### Problem 1
Copy the stretch of the passage on military spending from "But of course" through "funnel taxpayer dollars.", substituting "wasted" for "squandered".
### Problem 2
Write the next part of the passage on military spending, picking up after its final sentence.

But of course no such dividend will be forthcoming. In the current budget debate as the military insists that any cuts to its budget will cripple its readiness, we should remember that this $383 million was money the military squandered upholding a discriminatory policy. Surely, this is a painless budget cut that all taxpayers can applaud. Unfortunately, like the Cold War "Peace dividend," the end of this war on LGBT people by the US military will bring no advantage to these communities nor to American taxpayers. The military will simply find another unneeded weapons system in which to invest, another politically connected Halliburton to which to funnel taxpayer dollars.

Stored items:
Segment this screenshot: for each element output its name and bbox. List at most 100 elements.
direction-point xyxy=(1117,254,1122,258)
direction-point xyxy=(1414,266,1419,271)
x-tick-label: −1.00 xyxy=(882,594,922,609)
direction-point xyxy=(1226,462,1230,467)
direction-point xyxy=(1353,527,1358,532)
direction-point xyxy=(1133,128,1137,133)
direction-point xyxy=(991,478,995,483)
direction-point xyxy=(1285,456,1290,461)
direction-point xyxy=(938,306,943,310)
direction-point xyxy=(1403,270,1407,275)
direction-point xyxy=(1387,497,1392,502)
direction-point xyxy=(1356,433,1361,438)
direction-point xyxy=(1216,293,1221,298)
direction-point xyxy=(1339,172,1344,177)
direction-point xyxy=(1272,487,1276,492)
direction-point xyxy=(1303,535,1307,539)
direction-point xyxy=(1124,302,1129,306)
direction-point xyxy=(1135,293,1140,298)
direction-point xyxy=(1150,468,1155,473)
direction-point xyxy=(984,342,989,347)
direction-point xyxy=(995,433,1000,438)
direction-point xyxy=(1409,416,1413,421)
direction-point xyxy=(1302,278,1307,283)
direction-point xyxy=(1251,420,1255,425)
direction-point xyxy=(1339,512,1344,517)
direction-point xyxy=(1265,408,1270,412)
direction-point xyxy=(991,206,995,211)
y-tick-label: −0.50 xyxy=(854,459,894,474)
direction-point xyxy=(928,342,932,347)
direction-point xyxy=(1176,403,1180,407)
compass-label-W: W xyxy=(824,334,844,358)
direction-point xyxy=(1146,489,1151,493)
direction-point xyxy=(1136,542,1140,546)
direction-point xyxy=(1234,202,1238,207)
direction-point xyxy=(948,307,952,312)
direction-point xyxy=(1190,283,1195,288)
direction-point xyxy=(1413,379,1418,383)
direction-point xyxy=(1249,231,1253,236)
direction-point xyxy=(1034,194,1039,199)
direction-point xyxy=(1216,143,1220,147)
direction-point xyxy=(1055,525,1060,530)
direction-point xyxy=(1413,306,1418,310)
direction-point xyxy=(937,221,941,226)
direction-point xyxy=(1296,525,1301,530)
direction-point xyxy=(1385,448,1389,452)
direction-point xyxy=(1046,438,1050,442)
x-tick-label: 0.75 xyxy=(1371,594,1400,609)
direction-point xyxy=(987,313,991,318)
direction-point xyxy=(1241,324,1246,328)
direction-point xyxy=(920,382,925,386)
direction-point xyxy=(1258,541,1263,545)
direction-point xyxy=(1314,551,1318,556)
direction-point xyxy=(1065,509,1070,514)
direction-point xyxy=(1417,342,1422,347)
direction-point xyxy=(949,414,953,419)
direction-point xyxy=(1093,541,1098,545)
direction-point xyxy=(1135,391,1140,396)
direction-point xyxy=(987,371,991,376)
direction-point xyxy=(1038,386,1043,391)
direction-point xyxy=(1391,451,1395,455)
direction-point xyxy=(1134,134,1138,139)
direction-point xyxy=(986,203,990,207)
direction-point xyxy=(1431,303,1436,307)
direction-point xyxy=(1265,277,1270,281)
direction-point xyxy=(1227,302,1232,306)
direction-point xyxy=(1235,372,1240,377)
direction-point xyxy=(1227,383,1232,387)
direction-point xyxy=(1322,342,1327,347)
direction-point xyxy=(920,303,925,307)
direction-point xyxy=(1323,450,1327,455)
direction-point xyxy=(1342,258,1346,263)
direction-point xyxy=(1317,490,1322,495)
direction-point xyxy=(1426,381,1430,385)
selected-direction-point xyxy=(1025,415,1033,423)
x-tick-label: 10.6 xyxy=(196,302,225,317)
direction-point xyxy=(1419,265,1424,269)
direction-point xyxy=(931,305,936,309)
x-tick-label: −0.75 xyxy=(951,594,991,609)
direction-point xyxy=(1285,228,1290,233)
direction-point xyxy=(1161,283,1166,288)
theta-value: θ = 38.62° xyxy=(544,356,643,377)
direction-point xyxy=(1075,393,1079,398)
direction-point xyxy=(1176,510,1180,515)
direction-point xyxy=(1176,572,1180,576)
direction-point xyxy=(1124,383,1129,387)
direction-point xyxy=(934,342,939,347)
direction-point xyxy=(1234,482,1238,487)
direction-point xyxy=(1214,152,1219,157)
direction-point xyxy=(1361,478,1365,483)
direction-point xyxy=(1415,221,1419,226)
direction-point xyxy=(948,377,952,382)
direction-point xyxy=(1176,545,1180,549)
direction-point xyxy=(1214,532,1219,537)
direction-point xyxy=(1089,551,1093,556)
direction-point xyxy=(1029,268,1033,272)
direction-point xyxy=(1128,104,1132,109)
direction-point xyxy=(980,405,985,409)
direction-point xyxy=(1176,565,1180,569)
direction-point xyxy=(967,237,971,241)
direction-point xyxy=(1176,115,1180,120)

### Written reply 1
But of course no such dividend will be forthcoming. In the current budget debate as the military insists that any cuts to its budget will cripple its readiness, we should remember that this $383 million was money the military wasted upholding a discriminatory policy. Surely, this is a painless budget cut that all taxpayers can applaud. Unfortunately, like the Cold War "Peace dividend," the end of this war on LGBT people by the US military will bring no advantage to these communities nor to American taxpayers. The military will simply find another unneeded weapons system in which to invest, another politically connected Halliburton to which to funnel taxpayer dollars.

### Written reply 2
Although it is tempting to see any advance of civil rights as a good thing, I cannot celebrate the repeal of DADT. If the goal is the advance of LGBT civil rights, many areas exist where national leadership and congressional action would make a more significant impact on the lives of beltway activists, progressive GLBTs and Radical queers all. National laws making it illegal to discriminate against LGBT people in housing, in adoption, in civil unions, in immigration or in the workplace would have far reaching consequences for many. A law that ends discrimination in the workplace could bring truly progressive change to greater numbers of people in the United States and might also have been applied to the military as one of the country's largest employers. When finally the Employment Non Discrimination Act, or some future incarnation of it, passes and becomes the law of the United States, I will celebrate. Until then, consider me "Section 8," but the military is no place for queers.

Gary Lehring

Gary Lehring, Ph.D. is an Associate Professor of Government and Gender Studies at Smith College in Northampton, Massachusetts. He is the author of Officially Gay: The Political Construction of Sexuality by the US Military.